▶

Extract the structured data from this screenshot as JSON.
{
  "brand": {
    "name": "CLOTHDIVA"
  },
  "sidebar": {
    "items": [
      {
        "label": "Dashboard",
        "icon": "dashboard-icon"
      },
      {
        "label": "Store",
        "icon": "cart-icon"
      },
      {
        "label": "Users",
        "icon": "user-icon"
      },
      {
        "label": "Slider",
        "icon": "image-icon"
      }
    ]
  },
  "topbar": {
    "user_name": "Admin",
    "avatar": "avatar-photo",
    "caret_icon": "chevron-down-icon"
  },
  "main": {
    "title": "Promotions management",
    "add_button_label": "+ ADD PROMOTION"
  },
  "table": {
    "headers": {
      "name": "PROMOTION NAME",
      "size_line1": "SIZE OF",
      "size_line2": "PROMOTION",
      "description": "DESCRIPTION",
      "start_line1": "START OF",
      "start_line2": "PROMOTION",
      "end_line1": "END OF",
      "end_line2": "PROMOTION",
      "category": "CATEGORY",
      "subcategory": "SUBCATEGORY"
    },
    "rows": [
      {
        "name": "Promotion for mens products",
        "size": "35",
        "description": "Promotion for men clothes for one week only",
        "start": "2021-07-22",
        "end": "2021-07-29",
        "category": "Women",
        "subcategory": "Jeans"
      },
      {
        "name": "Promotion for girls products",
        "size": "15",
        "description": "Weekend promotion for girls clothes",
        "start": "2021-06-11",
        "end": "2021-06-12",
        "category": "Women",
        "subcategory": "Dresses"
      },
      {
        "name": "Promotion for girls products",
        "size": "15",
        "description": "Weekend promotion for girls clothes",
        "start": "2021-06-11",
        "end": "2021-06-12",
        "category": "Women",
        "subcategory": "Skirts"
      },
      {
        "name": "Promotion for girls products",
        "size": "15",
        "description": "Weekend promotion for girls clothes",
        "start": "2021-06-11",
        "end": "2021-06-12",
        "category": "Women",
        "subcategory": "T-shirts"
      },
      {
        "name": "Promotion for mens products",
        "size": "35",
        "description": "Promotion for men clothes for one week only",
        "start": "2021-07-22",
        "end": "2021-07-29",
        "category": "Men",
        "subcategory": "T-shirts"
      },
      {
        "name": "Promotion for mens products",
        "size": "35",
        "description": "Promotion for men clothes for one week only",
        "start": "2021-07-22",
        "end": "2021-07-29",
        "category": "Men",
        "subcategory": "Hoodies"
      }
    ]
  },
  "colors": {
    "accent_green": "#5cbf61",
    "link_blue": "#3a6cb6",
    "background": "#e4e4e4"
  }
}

◀

What to produce — The entries above must be returned exactly.

The completed task —
Extract the structured data from this screenshot as JSON.
{
  "brand": {
    "name": "CLOTHDIVA"
  },
  "sidebar": {
    "items": [
      {
        "label": "Dashboard",
        "icon": "dashboard-icon"
      },
      {
        "label": "Store",
        "icon": "cart-icon"
      },
      {
        "label": "Users",
        "icon": "user-icon"
      },
      {
        "label": "Slider",
        "icon": "image-icon"
      }
    ]
  },
  "topbar": {
    "user_name": "Admin",
    "avatar": "avatar-photo",
    "caret_icon": "chevron-down-icon"
  },
  "main": {
    "title": "Promotions management",
    "add_button_label": "+ ADD PROMOTION"
  },
  "table": {
    "headers": {
      "name": "PROMOTION NAME",
      "size_line1": "SIZE OF",
      "size_line2": "PROMOTION",
      "description": "DESCRIPTION",
      "start_line1": "START OF",
      "start_line2": "PROMOTION",
      "end_line1": "END OF",
      "end_line2": "PROMOTION",
      "category": "CATEGORY",
      "subcategory": "SUBCATEGORY"
    },
    "rows": [
      {
        "name": "Promotion for mens products",
        "size": "35",
        "description": "Promotion for men clothes for one week only",
        "start": "2021-07-22",
        "end": "2021-07-29",
        "category": "Women",
        "subcategory": "Jeans"
      },
      {
        "name": "Promotion for girls products",
        "size": "15",
        "description": "Weekend promotion for girls clothes",
        "start": "2021-06-11",
        "end": "2021-06-12",
        "category": "Women",
        "subcategory": "Dresses"
      },
      {
        "name": "Promotion for girls products",
        "size": "15",
        "description": "Weekend promotion for girls clothes",
        "start": "2021-06-11",
        "end": "2021-06-12",
        "category": "Women",
        "subcategory": "Skirts"
      },
      {
        "name": "Promotion for girls products",
        "size": "15",
        "description": "Weekend promotion for girls clothes",
        "start": "2021-06-11",
        "end": "2021-06-12",
        "category": "Women",
        "subcategory": "T-shirts"
      },
      {
        "name": "Promotion for mens products",
        "size": "35",
        "description": "Promotion for men clothes for one week only",
        "start": "2021-07-22",
        "end": "2021-07-29",
        "category": "Men",
        "subcategory": "T-shirts"
      },
      {
        "name": "Promotion for mens products",
        "size": "35",
        "description": "Promotion for men clothes for one week only",
        "start": "2021-07-22",
        "end": "2021-07-29",
        "category": "Men",
        "subcategory": "Hoodies"
      }
    ]
  },
  "colors": {
    "accent_green": "#5cbf61",
    "link_blue": "#3a6cb6",
    "background": "#e4e4e4"
  }
}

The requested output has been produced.